Copy out the lines of the listing from its start through the line containing "data-label: 0% <box>552 689 576 706</box>", inclusive, with no change to any character.
**** DATA TO PROCESS
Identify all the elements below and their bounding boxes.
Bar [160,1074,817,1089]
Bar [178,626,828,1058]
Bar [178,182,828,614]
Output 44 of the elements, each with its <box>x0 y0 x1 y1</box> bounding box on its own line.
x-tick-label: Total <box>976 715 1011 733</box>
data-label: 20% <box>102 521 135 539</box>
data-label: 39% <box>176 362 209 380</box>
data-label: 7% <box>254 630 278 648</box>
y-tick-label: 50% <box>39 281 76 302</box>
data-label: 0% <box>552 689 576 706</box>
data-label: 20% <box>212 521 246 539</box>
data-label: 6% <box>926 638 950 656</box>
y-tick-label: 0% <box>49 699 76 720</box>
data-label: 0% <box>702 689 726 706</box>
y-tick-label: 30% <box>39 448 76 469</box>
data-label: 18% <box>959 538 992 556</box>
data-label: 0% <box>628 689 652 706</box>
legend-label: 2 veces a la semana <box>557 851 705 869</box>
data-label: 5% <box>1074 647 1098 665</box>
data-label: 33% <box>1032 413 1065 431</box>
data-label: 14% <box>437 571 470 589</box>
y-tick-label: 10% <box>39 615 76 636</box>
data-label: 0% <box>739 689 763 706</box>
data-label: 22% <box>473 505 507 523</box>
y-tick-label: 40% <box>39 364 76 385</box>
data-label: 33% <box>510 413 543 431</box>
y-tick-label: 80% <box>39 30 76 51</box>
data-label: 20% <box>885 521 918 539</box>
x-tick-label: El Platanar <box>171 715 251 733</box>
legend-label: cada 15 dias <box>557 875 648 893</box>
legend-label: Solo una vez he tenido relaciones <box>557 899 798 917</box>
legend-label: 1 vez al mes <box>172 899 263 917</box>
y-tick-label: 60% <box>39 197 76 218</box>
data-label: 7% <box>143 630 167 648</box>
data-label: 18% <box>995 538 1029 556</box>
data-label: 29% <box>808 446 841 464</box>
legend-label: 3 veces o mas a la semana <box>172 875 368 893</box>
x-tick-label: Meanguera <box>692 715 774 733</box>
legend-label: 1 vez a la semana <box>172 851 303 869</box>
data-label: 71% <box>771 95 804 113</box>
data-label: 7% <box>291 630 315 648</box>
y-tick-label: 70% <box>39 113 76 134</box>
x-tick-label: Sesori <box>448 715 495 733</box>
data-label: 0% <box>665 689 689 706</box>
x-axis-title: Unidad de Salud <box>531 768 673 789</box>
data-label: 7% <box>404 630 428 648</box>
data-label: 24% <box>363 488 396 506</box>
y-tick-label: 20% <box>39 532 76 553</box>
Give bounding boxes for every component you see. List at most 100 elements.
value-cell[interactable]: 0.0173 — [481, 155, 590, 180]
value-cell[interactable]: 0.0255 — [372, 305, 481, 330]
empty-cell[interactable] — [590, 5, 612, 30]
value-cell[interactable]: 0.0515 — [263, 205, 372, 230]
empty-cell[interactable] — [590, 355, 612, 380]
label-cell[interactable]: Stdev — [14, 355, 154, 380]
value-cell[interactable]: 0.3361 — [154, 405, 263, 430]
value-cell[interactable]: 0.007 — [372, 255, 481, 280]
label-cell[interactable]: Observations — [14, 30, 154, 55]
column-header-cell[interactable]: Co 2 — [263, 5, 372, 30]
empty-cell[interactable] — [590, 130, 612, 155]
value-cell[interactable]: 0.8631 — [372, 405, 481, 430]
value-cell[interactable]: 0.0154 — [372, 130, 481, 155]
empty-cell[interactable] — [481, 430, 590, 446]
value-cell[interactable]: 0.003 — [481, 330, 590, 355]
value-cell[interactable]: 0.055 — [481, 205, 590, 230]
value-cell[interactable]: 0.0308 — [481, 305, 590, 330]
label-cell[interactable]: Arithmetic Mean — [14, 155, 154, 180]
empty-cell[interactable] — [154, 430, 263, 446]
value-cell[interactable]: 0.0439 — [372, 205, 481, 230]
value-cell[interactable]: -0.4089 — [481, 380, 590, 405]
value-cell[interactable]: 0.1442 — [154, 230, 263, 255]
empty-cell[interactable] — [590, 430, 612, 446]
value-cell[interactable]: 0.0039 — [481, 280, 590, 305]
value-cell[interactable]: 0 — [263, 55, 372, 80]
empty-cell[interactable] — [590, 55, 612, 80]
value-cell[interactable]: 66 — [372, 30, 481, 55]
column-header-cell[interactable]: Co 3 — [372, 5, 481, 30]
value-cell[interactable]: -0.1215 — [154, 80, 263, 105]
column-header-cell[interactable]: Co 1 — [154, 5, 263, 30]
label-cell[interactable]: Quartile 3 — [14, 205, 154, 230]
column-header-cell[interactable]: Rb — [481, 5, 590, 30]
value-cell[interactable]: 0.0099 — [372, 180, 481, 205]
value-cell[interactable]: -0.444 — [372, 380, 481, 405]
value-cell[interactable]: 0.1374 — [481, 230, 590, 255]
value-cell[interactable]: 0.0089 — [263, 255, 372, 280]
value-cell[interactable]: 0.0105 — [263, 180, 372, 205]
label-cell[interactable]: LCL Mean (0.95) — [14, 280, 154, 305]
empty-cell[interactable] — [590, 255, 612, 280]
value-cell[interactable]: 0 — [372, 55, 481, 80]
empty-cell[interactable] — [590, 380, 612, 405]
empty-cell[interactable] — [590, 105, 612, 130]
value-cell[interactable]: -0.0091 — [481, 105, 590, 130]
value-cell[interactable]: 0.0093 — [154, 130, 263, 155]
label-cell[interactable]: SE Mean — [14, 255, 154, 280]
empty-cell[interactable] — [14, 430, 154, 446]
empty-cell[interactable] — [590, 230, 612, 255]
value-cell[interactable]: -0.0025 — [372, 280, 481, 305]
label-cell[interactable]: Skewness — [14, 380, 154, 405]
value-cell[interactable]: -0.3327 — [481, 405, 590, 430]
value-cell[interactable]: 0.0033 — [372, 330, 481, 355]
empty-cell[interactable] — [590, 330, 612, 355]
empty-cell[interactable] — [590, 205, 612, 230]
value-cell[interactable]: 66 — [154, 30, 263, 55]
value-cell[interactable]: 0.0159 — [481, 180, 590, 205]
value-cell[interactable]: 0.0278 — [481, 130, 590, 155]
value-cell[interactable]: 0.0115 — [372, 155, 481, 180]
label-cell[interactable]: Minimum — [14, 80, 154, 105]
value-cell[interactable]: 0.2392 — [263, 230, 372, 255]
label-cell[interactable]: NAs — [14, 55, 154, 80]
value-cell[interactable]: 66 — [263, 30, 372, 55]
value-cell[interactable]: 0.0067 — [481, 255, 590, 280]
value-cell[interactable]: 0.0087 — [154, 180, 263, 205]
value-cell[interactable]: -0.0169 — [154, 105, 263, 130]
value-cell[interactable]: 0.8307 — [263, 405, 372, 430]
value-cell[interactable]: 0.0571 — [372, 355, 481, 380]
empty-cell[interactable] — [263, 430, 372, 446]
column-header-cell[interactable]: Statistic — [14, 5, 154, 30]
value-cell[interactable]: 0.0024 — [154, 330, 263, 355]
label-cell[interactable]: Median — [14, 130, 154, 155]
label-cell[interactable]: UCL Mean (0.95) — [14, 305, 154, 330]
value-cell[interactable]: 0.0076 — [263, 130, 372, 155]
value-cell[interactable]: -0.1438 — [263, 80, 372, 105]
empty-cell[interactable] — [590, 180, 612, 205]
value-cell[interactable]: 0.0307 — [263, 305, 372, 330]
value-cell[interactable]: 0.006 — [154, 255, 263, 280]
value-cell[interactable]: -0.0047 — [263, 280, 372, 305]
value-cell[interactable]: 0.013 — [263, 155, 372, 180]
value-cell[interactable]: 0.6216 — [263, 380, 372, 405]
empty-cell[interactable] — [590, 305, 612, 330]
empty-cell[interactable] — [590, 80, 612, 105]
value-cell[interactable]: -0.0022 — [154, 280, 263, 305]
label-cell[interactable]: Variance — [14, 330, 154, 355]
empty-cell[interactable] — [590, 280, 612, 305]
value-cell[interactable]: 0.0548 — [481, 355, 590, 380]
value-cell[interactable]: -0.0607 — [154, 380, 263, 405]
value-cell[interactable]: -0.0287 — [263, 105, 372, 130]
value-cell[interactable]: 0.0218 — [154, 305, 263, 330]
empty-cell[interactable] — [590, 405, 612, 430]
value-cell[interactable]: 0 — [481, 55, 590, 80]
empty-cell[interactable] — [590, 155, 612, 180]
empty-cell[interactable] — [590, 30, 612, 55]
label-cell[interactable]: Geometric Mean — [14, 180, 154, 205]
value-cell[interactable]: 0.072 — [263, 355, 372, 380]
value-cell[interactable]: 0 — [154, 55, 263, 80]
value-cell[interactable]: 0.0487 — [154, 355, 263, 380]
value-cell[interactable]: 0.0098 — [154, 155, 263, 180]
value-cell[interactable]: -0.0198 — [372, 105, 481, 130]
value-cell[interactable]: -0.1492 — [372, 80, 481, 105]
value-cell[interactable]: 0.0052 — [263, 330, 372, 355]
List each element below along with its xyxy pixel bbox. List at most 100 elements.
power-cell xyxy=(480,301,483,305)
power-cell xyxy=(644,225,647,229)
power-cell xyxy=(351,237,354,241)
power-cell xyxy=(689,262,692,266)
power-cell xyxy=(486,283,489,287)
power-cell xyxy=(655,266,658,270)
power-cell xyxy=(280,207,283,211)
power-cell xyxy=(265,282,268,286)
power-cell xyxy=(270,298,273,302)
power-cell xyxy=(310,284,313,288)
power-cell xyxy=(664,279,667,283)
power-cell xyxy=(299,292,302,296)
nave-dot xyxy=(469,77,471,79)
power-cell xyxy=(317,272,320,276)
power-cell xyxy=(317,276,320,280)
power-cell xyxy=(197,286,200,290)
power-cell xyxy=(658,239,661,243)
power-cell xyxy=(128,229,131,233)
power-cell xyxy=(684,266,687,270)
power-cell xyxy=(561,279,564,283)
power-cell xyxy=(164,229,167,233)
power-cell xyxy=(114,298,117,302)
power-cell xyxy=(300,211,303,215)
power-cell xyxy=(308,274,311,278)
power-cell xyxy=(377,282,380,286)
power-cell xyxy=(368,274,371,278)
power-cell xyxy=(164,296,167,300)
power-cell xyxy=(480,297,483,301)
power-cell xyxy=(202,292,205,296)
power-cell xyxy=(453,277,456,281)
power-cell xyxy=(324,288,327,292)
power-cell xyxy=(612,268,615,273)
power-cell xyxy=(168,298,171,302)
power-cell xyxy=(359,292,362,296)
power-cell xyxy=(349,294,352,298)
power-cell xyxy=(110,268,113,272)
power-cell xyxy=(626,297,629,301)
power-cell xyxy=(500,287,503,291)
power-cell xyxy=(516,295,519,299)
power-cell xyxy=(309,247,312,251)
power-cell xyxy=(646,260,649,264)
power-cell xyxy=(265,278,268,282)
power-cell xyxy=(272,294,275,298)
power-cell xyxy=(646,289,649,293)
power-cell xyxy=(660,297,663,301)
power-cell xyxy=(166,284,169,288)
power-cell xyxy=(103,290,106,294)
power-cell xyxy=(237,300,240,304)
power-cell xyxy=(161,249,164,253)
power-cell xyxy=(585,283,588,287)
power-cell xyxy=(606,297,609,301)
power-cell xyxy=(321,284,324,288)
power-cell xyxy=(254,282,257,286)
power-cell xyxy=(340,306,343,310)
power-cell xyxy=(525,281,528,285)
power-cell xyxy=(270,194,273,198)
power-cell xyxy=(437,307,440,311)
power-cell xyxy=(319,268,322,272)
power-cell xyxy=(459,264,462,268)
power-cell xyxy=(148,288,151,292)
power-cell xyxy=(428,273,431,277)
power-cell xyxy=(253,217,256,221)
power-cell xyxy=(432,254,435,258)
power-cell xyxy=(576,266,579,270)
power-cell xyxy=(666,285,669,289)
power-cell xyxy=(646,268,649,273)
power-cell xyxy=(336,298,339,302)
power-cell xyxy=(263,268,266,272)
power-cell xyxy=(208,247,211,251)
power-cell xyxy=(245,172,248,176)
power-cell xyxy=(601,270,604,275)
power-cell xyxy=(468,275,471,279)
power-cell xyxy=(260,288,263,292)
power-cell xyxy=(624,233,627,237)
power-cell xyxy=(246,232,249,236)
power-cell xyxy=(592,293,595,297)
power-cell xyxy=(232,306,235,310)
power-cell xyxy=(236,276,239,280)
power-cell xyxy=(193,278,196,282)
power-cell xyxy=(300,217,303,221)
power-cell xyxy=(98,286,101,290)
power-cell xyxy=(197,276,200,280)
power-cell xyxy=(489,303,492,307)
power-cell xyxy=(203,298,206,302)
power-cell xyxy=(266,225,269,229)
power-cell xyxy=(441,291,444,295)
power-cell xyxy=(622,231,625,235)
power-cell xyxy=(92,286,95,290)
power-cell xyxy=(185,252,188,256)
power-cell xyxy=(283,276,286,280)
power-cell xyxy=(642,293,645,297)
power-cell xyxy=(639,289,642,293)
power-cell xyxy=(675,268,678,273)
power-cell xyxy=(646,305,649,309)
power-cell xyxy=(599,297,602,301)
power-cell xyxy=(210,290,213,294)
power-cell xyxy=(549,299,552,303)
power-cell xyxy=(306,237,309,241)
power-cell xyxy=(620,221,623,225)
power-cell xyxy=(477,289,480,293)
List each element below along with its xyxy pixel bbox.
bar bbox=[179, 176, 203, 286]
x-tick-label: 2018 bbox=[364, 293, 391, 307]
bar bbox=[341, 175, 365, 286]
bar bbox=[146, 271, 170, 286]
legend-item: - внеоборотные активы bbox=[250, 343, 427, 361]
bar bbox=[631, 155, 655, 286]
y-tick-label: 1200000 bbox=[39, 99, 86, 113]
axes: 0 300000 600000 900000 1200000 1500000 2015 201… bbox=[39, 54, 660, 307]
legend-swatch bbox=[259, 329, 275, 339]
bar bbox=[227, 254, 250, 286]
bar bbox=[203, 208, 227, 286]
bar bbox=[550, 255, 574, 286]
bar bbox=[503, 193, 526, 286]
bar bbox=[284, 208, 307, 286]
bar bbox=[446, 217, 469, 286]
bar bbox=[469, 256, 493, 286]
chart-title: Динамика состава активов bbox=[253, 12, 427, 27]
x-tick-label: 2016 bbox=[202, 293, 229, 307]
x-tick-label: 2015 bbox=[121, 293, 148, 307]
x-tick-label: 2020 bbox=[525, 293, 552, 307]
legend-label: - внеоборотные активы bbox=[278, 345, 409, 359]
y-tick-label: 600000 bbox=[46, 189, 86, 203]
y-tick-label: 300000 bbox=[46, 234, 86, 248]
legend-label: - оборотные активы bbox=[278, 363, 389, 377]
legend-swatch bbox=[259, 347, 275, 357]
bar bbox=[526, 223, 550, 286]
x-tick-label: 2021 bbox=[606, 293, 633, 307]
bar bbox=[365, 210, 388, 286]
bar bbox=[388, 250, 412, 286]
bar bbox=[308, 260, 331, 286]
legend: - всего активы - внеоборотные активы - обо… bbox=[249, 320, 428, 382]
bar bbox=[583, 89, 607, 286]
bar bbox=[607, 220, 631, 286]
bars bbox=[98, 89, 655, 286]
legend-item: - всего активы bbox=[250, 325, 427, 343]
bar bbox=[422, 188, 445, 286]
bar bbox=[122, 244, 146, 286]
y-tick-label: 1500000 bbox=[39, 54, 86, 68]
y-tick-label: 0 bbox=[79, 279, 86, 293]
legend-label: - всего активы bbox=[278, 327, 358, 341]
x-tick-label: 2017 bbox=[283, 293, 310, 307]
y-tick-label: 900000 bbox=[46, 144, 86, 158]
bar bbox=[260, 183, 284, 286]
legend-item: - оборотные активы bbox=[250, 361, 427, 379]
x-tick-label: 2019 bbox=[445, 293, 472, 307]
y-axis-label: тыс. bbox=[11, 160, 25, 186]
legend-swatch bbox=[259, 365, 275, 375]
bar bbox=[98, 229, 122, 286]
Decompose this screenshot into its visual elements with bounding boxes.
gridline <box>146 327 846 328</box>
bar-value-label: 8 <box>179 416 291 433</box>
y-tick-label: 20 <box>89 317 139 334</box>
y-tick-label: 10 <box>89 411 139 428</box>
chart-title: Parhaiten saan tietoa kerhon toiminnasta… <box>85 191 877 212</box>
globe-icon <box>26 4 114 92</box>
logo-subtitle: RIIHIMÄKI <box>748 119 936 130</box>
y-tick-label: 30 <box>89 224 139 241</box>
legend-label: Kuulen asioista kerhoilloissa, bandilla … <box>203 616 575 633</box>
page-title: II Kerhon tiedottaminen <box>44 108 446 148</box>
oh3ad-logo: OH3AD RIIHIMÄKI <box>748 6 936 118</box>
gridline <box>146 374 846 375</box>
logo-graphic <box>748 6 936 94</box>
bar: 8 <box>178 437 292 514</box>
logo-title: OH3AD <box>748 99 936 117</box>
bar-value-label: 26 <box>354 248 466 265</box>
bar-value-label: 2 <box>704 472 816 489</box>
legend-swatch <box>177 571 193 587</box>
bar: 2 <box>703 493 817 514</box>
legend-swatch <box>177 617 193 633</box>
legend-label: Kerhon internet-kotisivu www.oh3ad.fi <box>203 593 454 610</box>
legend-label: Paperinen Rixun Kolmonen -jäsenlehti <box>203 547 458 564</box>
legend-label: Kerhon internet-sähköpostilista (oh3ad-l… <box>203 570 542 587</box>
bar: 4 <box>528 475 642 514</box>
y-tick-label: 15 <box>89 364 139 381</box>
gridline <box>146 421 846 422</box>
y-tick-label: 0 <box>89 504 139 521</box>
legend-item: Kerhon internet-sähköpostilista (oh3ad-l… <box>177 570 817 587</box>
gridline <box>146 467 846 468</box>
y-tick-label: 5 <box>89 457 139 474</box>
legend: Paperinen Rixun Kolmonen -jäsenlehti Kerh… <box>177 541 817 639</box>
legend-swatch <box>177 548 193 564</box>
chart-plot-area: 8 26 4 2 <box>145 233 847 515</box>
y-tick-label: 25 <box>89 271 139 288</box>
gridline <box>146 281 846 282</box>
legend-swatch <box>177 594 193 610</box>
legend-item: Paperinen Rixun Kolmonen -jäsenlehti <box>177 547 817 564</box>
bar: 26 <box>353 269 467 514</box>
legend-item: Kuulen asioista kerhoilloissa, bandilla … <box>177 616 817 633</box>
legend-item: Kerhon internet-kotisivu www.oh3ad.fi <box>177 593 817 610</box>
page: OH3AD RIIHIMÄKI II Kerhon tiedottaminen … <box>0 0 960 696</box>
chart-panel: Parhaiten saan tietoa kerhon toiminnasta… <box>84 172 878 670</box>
********
- ANSWER IN FULL -
Identify all the elements below and their bounding boxes.
Bar [160,1074,817,1089]
Bar [178,626,828,1058]
Bar [178,182,828,614]
Output 44 of the elements, each with its <box>x0 y0 x1 y1</box> bounding box on its own line.
x-tick-label: Total <box>976 715 1011 733</box>
data-label: 20% <box>102 521 135 539</box>
data-label: 39% <box>176 362 209 380</box>
data-label: 7% <box>254 630 278 648</box>
y-tick-label: 50% <box>39 281 76 302</box>
data-label: 0% <box>552 689 576 706</box>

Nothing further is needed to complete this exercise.